What this task involves: A faithful transcription of all the data is required.

Supplied material:
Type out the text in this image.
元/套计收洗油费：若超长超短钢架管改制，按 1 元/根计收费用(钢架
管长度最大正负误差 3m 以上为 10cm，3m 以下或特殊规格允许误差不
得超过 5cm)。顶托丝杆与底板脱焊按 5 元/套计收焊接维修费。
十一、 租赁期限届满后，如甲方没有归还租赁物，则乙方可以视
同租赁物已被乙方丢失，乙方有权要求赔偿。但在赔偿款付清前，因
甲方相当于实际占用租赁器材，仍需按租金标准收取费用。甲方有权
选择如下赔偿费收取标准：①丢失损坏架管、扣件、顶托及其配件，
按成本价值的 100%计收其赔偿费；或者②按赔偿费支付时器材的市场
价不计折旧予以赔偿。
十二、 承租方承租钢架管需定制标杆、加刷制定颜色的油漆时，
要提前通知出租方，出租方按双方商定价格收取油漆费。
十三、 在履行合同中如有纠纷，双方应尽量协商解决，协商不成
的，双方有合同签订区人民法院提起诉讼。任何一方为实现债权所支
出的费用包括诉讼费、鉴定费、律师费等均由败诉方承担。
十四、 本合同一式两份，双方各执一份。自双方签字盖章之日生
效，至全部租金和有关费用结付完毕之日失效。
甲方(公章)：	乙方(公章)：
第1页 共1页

Worked solution:
Type out the text in this image.
元/套计收洗油费：若超长超短钢架管改制，按 1 元/根计收费用(钢架
管长度最大正负误差 3m 以上为 10cm，3m 以下或特殊规格允许误差不
得超过 5cm)。顶托丝杆与底板脱焊按 5 元/套计收焊接维修费。
十一、 租赁期限届满后，如甲方没有归还租赁物，则乙方可以视
同租赁物已被乙方丢失，乙方有权要求赔偿。但在赔偿款付清前，因
甲方相当于实际占用租赁器材，仍需按租金标准收取费用。甲方有权
选择如下赔偿费收取标准：①丢失损坏架管、扣件、顶托及其配件，
按成本价值的 100%计收其赔偿费；或者②按赔偿费支付时器材的市场
价不计折旧予以赔偿。
十二、 承租方承租钢架管需定制标杆、加刷制定颜色的油漆时，
要提前通知出租方，出租方按双方商定价格收取油漆费。
十三、 在履行合同中如有纠纷，双方应尽量协商解决，协商不成
的，双方有合同签订区人民法院提起诉讼。任何一方为实现债权所支
出的费用包括诉讼费、鉴定费、律师费等均由败诉方承担。
十四、 本合同一式两份，双方各执一份。自双方签字盖章之日生
效，至全部租金和有关费用结付完毕之日失效。
甲方(公章)：	乙方(公章)：
第1页 共1页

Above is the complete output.